Items from a dataset
=====
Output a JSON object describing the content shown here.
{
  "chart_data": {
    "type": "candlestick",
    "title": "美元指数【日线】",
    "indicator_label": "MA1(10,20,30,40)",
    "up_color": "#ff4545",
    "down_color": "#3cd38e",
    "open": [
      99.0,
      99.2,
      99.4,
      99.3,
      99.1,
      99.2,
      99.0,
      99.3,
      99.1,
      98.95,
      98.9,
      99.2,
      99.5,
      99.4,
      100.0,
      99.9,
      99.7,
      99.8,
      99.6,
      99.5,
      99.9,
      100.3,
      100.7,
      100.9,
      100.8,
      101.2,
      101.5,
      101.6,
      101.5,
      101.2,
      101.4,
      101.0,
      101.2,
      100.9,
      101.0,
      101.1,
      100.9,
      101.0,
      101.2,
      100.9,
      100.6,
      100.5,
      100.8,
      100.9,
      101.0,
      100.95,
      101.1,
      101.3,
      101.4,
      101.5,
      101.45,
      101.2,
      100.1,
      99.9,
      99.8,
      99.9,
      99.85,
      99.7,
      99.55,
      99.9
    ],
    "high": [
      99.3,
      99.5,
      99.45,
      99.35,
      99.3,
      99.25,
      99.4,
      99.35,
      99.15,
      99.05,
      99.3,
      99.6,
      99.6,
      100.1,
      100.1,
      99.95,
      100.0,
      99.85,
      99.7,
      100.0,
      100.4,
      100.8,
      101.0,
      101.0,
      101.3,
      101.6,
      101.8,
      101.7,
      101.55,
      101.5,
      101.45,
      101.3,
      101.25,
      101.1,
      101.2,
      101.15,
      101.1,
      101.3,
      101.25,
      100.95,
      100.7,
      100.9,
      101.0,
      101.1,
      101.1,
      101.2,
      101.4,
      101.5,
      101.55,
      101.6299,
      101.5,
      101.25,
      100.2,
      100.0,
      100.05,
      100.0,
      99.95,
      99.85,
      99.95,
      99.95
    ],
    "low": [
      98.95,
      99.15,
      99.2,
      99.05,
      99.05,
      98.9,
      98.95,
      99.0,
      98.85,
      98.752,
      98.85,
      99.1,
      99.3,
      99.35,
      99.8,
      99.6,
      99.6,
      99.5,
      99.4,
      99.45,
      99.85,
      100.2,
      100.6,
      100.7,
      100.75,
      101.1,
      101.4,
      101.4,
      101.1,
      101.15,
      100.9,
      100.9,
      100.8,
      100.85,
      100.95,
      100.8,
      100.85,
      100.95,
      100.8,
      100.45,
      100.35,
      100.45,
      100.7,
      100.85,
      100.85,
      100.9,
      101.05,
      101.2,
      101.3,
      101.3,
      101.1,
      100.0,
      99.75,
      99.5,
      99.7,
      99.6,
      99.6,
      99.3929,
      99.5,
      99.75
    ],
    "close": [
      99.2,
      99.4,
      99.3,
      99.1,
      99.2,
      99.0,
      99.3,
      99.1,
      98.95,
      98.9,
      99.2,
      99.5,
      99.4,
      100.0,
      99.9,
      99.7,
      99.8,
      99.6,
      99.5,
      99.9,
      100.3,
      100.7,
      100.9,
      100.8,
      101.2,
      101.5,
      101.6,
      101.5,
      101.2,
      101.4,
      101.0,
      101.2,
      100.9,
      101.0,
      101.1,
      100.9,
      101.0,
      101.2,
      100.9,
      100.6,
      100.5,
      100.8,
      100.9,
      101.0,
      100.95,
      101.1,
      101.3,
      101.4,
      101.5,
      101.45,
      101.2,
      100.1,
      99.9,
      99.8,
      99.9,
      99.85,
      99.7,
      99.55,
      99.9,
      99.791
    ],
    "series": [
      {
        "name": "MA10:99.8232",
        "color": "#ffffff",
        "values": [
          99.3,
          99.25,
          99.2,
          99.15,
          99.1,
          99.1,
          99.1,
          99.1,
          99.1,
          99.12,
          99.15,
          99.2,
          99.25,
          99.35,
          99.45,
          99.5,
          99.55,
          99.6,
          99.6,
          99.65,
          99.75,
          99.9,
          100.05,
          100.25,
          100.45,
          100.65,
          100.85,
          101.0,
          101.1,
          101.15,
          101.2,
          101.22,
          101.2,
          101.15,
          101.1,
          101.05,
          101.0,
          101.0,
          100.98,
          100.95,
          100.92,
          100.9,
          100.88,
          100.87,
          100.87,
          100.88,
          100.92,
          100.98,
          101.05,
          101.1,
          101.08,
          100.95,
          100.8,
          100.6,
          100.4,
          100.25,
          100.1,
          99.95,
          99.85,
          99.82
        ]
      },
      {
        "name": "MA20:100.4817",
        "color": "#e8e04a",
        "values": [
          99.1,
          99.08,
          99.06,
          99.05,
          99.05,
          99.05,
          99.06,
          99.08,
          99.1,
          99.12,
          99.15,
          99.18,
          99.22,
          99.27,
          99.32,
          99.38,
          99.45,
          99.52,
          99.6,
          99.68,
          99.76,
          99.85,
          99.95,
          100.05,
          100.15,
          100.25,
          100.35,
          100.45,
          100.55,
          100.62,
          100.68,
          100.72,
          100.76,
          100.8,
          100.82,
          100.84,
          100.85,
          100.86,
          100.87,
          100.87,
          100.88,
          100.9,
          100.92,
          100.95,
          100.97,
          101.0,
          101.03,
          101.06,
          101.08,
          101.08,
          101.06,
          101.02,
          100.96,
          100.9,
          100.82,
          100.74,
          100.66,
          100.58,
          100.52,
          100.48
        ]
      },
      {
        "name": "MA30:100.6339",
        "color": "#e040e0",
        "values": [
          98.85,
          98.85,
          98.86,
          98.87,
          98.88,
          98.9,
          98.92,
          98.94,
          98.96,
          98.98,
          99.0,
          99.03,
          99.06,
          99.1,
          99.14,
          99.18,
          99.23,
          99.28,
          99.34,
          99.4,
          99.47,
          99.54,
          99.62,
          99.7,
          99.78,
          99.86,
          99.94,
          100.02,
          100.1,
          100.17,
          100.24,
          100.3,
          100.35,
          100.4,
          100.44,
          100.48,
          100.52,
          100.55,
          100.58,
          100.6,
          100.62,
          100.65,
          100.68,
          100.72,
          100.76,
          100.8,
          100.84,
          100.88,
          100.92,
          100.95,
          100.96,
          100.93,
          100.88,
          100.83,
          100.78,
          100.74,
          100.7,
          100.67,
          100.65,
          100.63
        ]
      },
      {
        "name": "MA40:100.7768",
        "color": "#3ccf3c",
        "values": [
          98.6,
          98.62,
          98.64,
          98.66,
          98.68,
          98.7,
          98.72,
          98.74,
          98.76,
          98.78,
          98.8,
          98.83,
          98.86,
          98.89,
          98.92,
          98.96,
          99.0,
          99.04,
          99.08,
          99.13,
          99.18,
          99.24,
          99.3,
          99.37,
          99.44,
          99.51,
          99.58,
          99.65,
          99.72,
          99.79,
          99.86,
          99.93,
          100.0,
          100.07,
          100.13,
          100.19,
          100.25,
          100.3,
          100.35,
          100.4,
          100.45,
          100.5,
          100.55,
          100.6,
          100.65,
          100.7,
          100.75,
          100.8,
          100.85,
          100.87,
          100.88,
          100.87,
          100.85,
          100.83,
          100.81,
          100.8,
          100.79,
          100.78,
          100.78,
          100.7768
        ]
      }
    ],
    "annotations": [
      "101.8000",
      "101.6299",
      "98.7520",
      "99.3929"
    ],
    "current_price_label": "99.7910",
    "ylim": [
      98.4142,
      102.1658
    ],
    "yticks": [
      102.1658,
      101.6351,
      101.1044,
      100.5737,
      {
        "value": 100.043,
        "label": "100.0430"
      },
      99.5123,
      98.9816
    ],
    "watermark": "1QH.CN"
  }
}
=====
__What to produce__
Word for word, quote all of the data above.

__Reply__
Output a JSON object describing the content shown here.
{
  "chart_data": {
    "type": "candlestick",
    "title": "美元指数【日线】",
    "indicator_label": "MA1(10,20,30,40)",
    "up_color": "#ff4545",
    "down_color": "#3cd38e",
    "open": [
      99.0,
      99.2,
      99.4,
      99.3,
      99.1,
      99.2,
      99.0,
      99.3,
      99.1,
      98.95,
      98.9,
      99.2,
      99.5,
      99.4,
      100.0,
      99.9,
      99.7,
      99.8,
      99.6,
      99.5,
      99.9,
      100.3,
      100.7,
      100.9,
      100.8,
      101.2,
      101.5,
      101.6,
      101.5,
      101.2,
      101.4,
      101.0,
      101.2,
      100.9,
      101.0,
      101.1,
      100.9,
      101.0,
      101.2,
      100.9,
      100.6,
      100.5,
      100.8,
      100.9,
      101.0,
      100.95,
      101.1,
      101.3,
      101.4,
      101.5,
      101.45,
      101.2,
      100.1,
      99.9,
      99.8,
      99.9,
      99.85,
      99.7,
      99.55,
      99.9
    ],
    "high": [
      99.3,
      99.5,
      99.45,
      99.35,
      99.3,
      99.25,
      99.4,
      99.35,
      99.15,
      99.05,
      99.3,
      99.6,
      99.6,
      100.1,
      100.1,
      99.95,
      100.0,
      99.85,
      99.7,
      100.0,
      100.4,
      100.8,
      101.0,
      101.0,
      101.3,
      101.6,
      101.8,
      101.7,
      101.55,
      101.5,
      101.45,
      101.3,
      101.25,
      101.1,
      101.2,
      101.15,
      101.1,
      101.3,
      101.25,
      100.95,
      100.7,
      100.9,
      101.0,
      101.1,
      101.1,
      101.2,
      101.4,
      101.5,
      101.55,
      101.6299,
      101.5,
      101.25,
      100.2,
      100.0,
      100.05,
      100.0,
      99.95,
      99.85,
      99.95,
      99.95
    ],
    "low": [
      98.95,
      99.15,
      99.2,
      99.05,
      99.05,
      98.9,
      98.95,
      99.0,
      98.85,
      98.752,
      98.85,
      99.1,
      99.3,
      99.35,
      99.8,
      99.6,
      99.6,
      99.5,
      99.4,
      99.45,
      99.85,
      100.2,
      100.6,
      100.7,
      100.75,
      101.1,
      101.4,
      101.4,
      101.1,
      101.15,
      100.9,
      100.9,
      100.8,
      100.85,
      100.95,
      100.8,
      100.85,
      100.95,
      100.8,
      100.45,
      100.35,
      100.45,
      100.7,
      100.85,
      100.85,
      100.9,
      101.05,
      101.2,
      101.3,
      101.3,
      101.1,
      100.0,
      99.75,
      99.5,
      99.7,
      99.6,
      99.6,
      99.3929,
      99.5,
      99.75
    ],
    "close": [
      99.2,
      99.4,
      99.3,
      99.1,
      99.2,
      99.0,
      99.3,
      99.1,
      98.95,
      98.9,
      99.2,
      99.5,
      99.4,
      100.0,
      99.9,
      99.7,
      99.8,
      99.6,
      99.5,
      99.9,
      100.3,
      100.7,
      100.9,
      100.8,
      101.2,
      101.5,
      101.6,
      101.5,
      101.2,
      101.4,
      101.0,
      101.2,
      100.9,
      101.0,
      101.1,
      100.9,
      101.0,
      101.2,
      100.9,
      100.6,
      100.5,
      100.8,
      100.9,
      101.0,
      100.95,
      101.1,
      101.3,
      101.4,
      101.5,
      101.45,
      101.2,
      100.1,
      99.9,
      99.8,
      99.9,
      99.85,
      99.7,
      99.55,
      99.9,
      99.791
    ],
    "series": [
      {
        "name": "MA10:99.8232",
        "color": "#ffffff",
        "values": [
          99.3,
          99.25,
          99.2,
          99.15,
          99.1,
          99.1,
          99.1,
          99.1,
          99.1,
          99.12,
          99.15,
          99.2,
          99.25,
          99.35,
          99.45,
          99.5,
          99.55,
          99.6,
          99.6,
          99.65,
          99.75,
          99.9,
          100.05,
          100.25,
          100.45,
          100.65,
          100.85,
          101.0,
          101.1,
          101.15,
          101.2,
          101.22,
          101.2,
          101.15,
          101.1,
          101.05,
          101.0,
          101.0,
          100.98,
          100.95,
          100.92,
          100.9,
          100.88,
          100.87,
          100.87,
          100.88,
          100.92,
          100.98,
          101.05,
          101.1,
          101.08,
          100.95,
          100.8,
          100.6,
          100.4,
          100.25,
          100.1,
          99.95,
          99.85,
          99.82
        ]
      },
      {
        "name": "MA20:100.4817",
        "color": "#e8e04a",
        "values": [
          99.1,
          99.08,
          99.06,
          99.05,
          99.05,
          99.05,
          99.06,
          99.08,
          99.1,
          99.12,
          99.15,
          99.18,
          99.22,
          99.27,
          99.32,
          99.38,
          99.45,
          99.52,
          99.6,
          99.68,
          99.76,
          99.85,
          99.95,
          100.05,
          100.15,
          100.25,
          100.35,
          100.45,
          100.55,
          100.62,
          100.68,
          100.72,
          100.76,
          100.8,
          100.82,
          100.84,
          100.85,
          100.86,
          100.87,
          100.87,
          100.88,
          100.9,
          100.92,
          100.95,
          100.97,
          101.0,
          101.03,
          101.06,
          101.08,
          101.08,
          101.06,
          101.02,
          100.96,
          100.9,
          100.82,
          100.74,
          100.66,
          100.58,
          100.52,
          100.48
        ]
      },
      {
        "name": "MA30:100.6339",
        "color": "#e040e0",
        "values": [
          98.85,
          98.85,
          98.86,
          98.87,
          98.88,
          98.9,
          98.92,
          98.94,
          98.96,
          98.98,
          99.0,
          99.03,
          99.06,
          99.1,
          99.14,
          99.18,
          99.23,
          99.28,
          99.34,
          99.4,
          99.47,
          99.54,
          99.62,
          99.7,
          99.78,
          99.86,
          99.94,
          100.02,
          100.1,
          100.17,
          100.24,
          100.3,
          100.35,
          100.4,
          100.44,
          100.48,
          100.52,
          100.55,
          100.58,
          100.6,
          100.62,
          100.65,
          100.68,
          100.72,
          100.76,
          100.8,
          100.84,
          100.88,
          100.92,
          100.95,
          100.96,
          100.93,
          100.88,
          100.83,
          100.78,
          100.74,
          100.7,
          100.67,
          100.65,
          100.63
        ]
      },
      {
        "name": "MA40:100.7768",
        "color": "#3ccf3c",
        "values": [
          98.6,
          98.62,
          98.64,
          98.66,
          98.68,
          98.7,
          98.72,
          98.74,
          98.76,
          98.78,
          98.8,
          98.83,
          98.86,
          98.89,
          98.92,
          98.96,
          99.0,
          99.04,
          99.08,
          99.13,
          99.18,
          99.24,
          99.3,
          99.37,
          99.44,
          99.51,
          99.58,
          99.65,
          99.72,
          99.79,
          99.86,
          99.93,
          100.0,
          100.07,
          100.13,
          100.19,
          100.25,
          100.3,
          100.35,
          100.4,
          100.45,
          100.5,
          100.55,
          100.6,
          100.65,
          100.7,
          100.75,
          100.8,
          100.85,
          100.87,
          100.88,
          100.87,
          100.85,
          100.83,
          100.81,
          100.8,
          100.79,
          100.78,
          100.78,
          100.7768
        ]
      }
    ],
    "annotations": [
      "101.8000",
      "101.6299",
      "98.7520",
      "99.3929"
    ],
    "current_price_label": "99.7910",
    "ylim": [
      98.4142,
      102.1658
    ],
    "yticks": [
      102.1658,
      101.6351,
      101.1044,
      100.5737,
      {
        "value": 100.043,
        "label": "100.0430"
      },
      99.5123,
      98.9816
    ],
    "watermark": "1QH.CN"
  }
}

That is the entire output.